> TASK GOAL: Repeat every line below exactly as it reads.

> TASK INPUT:
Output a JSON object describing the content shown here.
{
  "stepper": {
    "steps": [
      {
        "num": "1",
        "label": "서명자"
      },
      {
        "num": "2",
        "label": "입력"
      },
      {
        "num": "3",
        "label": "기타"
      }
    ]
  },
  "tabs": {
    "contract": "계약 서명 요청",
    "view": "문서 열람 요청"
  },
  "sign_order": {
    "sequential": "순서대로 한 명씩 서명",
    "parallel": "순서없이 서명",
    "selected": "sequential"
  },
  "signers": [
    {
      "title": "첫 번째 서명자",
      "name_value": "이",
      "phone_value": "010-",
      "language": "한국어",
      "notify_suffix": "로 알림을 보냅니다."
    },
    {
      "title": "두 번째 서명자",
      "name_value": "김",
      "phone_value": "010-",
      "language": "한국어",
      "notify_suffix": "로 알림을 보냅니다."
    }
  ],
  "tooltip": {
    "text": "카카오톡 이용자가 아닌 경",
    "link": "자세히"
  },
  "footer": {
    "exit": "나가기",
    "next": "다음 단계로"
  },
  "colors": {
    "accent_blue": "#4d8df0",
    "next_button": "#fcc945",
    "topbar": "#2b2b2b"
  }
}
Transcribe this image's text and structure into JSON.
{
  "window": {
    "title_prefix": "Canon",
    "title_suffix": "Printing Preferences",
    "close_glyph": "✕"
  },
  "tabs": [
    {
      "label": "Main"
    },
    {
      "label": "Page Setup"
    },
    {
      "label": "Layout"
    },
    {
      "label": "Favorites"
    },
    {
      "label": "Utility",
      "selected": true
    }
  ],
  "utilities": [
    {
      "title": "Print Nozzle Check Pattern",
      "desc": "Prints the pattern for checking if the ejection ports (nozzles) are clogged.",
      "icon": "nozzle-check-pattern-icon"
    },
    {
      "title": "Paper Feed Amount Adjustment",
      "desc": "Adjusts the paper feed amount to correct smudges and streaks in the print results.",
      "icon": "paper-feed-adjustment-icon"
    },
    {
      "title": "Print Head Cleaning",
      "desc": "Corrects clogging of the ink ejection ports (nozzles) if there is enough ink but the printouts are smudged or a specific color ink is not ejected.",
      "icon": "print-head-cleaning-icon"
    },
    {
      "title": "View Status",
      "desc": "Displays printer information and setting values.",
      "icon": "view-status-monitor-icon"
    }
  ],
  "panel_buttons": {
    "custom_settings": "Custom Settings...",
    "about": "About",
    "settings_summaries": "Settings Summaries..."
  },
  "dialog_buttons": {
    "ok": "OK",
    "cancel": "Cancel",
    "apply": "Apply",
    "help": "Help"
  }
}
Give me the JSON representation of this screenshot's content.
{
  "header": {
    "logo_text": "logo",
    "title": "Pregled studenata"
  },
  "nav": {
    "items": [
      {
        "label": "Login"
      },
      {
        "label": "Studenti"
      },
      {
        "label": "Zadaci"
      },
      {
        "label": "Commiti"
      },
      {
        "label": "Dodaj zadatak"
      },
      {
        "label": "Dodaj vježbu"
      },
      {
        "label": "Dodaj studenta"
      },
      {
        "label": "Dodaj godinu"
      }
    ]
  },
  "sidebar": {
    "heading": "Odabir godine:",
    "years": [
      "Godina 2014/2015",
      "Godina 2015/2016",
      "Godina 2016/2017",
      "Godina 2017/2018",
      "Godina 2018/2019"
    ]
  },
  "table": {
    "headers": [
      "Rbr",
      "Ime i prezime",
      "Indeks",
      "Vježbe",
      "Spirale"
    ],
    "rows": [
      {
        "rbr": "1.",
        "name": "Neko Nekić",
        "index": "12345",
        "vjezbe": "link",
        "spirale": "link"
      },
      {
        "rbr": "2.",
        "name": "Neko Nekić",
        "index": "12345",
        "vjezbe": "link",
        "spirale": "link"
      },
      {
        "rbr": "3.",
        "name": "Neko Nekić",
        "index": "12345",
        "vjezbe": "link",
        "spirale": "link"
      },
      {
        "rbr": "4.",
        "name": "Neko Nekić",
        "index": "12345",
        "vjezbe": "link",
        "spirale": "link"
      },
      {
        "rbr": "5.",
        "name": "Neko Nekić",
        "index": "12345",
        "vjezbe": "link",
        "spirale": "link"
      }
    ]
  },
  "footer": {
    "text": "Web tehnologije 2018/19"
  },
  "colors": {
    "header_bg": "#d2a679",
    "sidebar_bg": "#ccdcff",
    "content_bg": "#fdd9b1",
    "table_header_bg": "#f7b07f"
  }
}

> FINISHED ANSWER:
Output a JSON object describing the content shown here.
{
  "stepper": {
    "steps": [
      {
        "num": "1",
        "label": "서명자"
      },
      {
        "num": "2",
        "label": "입력"
      },
      {
        "num": "3",
        "label": "기타"
      }
    ]
  },
  "tabs": {
    "contract": "계약 서명 요청",
    "view": "문서 열람 요청"
  },
  "sign_order": {
    "sequential": "순서대로 한 명씩 서명",
    "parallel": "순서없이 서명",
    "selected": "sequential"
  },
  "signers": [
    {
      "title": "첫 번째 서명자",
      "name_value": "이",
      "phone_value": "010-",
      "language": "한국어",
      "notify_suffix": "로 알림을 보냅니다."
    },
    {
      "title": "두 번째 서명자",
      "name_value": "김",
      "phone_value": "010-",
      "language": "한국어",
      "notify_suffix": "로 알림을 보냅니다."
    }
  ],
  "tooltip": {
    "text": "카카오톡 이용자가 아닌 경",
    "link": "자세히"
  },
  "footer": {
    "exit": "나가기",
    "next": "다음 단계로"
  },
  "colors": {
    "accent_blue": "#4d8df0",
    "next_button": "#fcc945",
    "topbar": "#2b2b2b"
  }
}
Transcribe this image's text and structure into JSON.
{
  "window": {
    "title_prefix": "Canon",
    "title_suffix": "Printing Preferences",
    "close_glyph": "✕"
  },
  "tabs": [
    {
      "label": "Main"
    },
    {
      "label": "Page Setup"
    },
    {
      "label": "Layout"
    },
    {
      "label": "Favorites"
    },
    {
      "label": "Utility",
      "selected": true
    }
  ],
  "utilities": [
    {
      "title": "Print Nozzle Check Pattern",
      "desc": "Prints the pattern for checking if the ejection ports (nozzles) are clogged.",
      "icon": "nozzle-check-pattern-icon"
    },
    {
      "title": "Paper Feed Amount Adjustment",
      "desc": "Adjusts the paper feed amount to correct smudges and streaks in the print results.",
      "icon": "paper-feed-adjustment-icon"
    },
    {
      "title": "Print Head Cleaning",
      "desc": "Corrects clogging of the ink ejection ports (nozzles) if there is enough ink but the printouts are smudged or a specific color ink is not ejected.",
      "icon": "print-head-cleaning-icon"
    },
    {
      "title": "View Status",
      "desc": "Displays printer information and setting values.",
      "icon": "view-status-monitor-icon"
    }
  ],
  "panel_buttons": {
    "custom_settings": "Custom Settings...",
    "about": "About",
    "settings_summaries": "Settings Summaries..."
  },
  "dialog_buttons": {
    "ok": "OK",
    "cancel": "Cancel",
    "apply": "Apply",
    "help": "Help"
  }
}
Give me the JSON representation of this screenshot's content.
{
  "header": {
    "logo_text": "logo",
    "title": "Pregled studenata"
  },
  "nav": {
    "items": [
      {
        "label": "Login"
      },
      {
        "label": "Studenti"
      },
      {
        "label": "Zadaci"
      },
      {
        "label": "Commiti"
      },
      {
        "label": "Dodaj zadatak"
      },
      {
        "label": "Dodaj vježbu"
      },
      {
        "label": "Dodaj studenta"
      },
      {
        "label": "Dodaj godinu"
      }
    ]
  },
  "sidebar": {
    "heading": "Odabir godine:",
    "years": [
      "Godina 2014/2015",
      "Godina 2015/2016",
      "Godina 2016/2017",
      "Godina 2017/2018",
      "Godina 2018/2019"
    ]
  },
  "table": {
    "headers": [
      "Rbr",
      "Ime i prezime",
      "Indeks",
      "Vježbe",
      "Spirale"
    ],
    "rows": [
      {
        "rbr": "1.",
        "name": "Neko Nekić",
        "index": "12345",
        "vjezbe": "link",
        "spirale": "link"
      },
      {
        "rbr": "2.",
        "name": "Neko Nekić",
        "index": "12345",
        "vjezbe": "link",
        "spirale": "link"
      },
      {
        "rbr": "3.",
        "name": "Neko Nekić",
        "index": "12345",
        "vjezbe": "link",
        "spirale": "link"
      },
      {
        "rbr": "4.",
        "name": "Neko Nekić",
        "index": "12345",
        "vjezbe": "link",
        "spirale": "link"
      },
      {
        "rbr": "5.",
        "name": "Neko Nekić",
        "index": "12345",
        "vjezbe": "link",
        "spirale": "link"
      }
    ]
  },
  "footer": {
    "text": "Web tehnologije 2018/19"
  },
  "colors": {
    "header_bg": "#d2a679",
    "sidebar_bg": "#ccdcff",
    "content_bg": "#fdd9b1",
    "table_header_bg": "#f7b07f"
  }
}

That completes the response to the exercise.